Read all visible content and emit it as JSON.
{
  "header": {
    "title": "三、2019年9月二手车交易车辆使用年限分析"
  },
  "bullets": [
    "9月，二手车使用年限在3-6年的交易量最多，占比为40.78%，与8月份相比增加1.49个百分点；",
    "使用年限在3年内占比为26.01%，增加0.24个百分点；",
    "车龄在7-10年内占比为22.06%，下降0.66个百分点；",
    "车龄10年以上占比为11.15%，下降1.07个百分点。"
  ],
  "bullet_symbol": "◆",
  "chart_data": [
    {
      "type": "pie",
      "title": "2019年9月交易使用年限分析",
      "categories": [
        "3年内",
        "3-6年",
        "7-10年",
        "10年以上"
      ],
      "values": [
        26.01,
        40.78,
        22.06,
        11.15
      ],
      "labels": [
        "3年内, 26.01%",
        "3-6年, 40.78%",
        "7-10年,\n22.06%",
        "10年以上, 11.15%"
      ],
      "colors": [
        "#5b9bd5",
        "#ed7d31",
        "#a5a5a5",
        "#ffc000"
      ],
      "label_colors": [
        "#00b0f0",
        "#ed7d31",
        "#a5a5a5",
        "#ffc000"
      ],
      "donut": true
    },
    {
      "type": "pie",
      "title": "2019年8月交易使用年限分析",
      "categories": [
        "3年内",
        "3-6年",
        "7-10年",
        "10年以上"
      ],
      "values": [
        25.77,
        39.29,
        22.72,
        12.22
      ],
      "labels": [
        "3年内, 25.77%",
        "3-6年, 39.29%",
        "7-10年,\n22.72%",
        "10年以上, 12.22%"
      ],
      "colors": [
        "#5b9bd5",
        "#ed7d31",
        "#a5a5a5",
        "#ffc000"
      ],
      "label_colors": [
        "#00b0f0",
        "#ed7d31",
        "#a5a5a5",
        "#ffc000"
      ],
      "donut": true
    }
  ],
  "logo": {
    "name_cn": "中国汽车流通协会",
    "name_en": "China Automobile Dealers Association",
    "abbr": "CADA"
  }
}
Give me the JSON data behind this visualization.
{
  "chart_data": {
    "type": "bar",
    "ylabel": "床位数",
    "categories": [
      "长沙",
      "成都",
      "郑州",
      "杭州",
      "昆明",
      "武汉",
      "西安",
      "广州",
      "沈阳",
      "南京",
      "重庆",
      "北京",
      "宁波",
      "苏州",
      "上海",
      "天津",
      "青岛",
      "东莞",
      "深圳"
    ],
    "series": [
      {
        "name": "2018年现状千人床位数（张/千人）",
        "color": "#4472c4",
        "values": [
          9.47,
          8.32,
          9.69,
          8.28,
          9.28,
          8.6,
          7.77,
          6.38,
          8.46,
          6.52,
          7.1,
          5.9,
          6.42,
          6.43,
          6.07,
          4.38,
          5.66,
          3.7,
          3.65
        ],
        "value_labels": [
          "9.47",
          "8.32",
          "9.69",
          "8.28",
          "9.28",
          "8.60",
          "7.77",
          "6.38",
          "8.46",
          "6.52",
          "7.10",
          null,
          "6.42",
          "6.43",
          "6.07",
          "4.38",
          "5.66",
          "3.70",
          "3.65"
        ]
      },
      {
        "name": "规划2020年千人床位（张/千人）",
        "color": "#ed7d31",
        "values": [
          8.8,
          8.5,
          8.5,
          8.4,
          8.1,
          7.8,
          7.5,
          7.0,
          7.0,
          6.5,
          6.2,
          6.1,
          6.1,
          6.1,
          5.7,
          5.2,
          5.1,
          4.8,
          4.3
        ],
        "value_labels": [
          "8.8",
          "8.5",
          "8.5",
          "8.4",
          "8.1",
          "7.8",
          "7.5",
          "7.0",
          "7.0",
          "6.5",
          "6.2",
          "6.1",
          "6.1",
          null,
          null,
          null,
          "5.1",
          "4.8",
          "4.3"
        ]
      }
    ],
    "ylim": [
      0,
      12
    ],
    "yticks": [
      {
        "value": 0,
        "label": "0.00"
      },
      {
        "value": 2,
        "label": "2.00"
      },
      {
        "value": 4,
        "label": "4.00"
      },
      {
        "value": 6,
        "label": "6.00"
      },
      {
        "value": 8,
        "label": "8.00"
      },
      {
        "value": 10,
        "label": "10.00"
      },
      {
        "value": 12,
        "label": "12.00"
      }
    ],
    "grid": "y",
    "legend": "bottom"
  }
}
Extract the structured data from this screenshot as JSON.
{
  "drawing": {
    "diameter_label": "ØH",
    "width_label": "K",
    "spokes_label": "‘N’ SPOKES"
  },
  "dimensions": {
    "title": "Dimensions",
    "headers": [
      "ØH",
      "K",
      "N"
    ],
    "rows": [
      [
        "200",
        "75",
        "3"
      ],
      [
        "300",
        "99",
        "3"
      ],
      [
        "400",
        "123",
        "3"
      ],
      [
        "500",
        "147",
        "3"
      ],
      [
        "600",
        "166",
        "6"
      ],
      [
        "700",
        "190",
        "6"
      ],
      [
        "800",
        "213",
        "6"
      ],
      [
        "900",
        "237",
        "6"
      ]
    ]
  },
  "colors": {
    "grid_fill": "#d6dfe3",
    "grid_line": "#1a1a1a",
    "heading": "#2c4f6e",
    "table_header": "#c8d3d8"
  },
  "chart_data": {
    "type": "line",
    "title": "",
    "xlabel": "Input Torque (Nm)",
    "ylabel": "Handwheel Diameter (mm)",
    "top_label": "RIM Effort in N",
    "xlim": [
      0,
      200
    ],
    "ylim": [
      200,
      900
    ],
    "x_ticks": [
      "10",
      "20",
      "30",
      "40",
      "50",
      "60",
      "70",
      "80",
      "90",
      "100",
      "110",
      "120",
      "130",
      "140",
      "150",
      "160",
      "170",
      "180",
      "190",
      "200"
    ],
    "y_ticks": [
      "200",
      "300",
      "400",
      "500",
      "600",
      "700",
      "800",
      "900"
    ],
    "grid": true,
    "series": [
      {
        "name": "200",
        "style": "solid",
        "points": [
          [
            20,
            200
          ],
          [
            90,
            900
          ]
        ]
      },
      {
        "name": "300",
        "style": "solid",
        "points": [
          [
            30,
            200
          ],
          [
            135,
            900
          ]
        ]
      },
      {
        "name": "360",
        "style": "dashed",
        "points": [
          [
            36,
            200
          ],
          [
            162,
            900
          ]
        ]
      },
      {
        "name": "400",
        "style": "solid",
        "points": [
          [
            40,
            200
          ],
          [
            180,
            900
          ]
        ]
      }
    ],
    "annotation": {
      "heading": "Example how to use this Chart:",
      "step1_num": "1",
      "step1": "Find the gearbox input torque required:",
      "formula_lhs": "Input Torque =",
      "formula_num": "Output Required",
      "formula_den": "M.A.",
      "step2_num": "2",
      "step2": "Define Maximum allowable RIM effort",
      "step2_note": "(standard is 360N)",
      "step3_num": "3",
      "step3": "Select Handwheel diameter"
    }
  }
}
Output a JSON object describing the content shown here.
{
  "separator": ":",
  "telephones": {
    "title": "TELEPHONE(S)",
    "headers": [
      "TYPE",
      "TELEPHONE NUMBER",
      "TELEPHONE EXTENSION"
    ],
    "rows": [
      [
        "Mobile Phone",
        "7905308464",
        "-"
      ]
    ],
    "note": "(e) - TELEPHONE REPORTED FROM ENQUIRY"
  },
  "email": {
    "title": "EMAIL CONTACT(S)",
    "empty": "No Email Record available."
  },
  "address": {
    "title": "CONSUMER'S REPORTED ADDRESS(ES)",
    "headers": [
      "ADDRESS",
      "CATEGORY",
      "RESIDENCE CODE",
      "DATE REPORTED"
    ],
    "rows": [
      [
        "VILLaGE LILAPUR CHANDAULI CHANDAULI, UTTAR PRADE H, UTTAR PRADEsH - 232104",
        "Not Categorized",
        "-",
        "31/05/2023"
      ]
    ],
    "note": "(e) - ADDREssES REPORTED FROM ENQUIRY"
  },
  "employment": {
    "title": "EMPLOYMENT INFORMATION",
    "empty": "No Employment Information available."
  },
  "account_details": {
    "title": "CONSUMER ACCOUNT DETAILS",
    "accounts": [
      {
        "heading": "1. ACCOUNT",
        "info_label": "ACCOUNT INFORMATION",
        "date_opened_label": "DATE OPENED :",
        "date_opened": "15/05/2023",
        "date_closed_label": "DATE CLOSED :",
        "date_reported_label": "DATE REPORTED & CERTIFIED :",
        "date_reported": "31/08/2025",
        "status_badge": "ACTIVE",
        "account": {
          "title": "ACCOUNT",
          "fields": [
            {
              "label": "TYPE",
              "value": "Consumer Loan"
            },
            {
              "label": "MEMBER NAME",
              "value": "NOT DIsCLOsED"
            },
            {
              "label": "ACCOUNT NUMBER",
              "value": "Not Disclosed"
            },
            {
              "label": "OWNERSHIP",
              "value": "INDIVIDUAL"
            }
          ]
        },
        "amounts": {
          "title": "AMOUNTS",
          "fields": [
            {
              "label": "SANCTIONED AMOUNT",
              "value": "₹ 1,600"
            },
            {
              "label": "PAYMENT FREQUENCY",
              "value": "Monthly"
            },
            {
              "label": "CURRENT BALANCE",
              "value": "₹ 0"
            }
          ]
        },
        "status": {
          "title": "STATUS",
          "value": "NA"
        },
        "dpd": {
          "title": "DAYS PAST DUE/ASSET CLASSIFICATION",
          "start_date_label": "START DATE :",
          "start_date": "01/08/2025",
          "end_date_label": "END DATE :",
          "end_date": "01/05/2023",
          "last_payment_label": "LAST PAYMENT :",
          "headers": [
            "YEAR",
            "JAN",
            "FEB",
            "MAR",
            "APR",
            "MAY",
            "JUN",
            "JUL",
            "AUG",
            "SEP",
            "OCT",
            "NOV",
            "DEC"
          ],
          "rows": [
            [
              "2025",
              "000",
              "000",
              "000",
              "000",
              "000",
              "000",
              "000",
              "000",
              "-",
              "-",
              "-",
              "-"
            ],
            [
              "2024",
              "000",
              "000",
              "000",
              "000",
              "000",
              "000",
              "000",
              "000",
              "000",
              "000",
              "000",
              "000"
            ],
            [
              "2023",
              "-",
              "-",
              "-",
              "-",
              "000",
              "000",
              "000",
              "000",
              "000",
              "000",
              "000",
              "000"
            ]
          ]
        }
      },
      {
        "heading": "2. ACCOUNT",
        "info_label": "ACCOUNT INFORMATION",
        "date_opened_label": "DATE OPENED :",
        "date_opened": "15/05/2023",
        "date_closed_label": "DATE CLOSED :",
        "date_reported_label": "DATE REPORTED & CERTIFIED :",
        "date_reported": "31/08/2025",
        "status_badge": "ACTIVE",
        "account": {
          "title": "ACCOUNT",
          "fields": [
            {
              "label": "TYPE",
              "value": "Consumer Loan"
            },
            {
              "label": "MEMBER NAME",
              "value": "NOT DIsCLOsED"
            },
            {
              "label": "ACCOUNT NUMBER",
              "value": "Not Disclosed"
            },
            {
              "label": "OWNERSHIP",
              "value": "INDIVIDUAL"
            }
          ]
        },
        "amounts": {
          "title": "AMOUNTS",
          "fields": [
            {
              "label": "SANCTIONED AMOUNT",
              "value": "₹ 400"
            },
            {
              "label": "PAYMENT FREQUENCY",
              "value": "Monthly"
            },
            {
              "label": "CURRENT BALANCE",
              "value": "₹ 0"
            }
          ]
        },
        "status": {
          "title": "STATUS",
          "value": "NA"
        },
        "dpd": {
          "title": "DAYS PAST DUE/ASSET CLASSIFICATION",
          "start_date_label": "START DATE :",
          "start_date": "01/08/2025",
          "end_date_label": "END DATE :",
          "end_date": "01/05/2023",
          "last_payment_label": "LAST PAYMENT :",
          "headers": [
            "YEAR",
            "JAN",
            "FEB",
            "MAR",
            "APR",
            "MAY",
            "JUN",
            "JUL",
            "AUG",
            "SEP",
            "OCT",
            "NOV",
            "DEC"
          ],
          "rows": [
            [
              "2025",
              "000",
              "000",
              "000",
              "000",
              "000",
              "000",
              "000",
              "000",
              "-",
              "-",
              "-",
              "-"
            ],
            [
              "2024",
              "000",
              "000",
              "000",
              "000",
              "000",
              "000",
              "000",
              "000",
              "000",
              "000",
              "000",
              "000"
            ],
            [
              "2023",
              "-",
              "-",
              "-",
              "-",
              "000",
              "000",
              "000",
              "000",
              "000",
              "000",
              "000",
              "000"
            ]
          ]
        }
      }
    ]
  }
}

WHAT TO WORK ON: In the entries above, some lines may contain the string "Output"; report how many, without additional comment.

THE REPLY: 2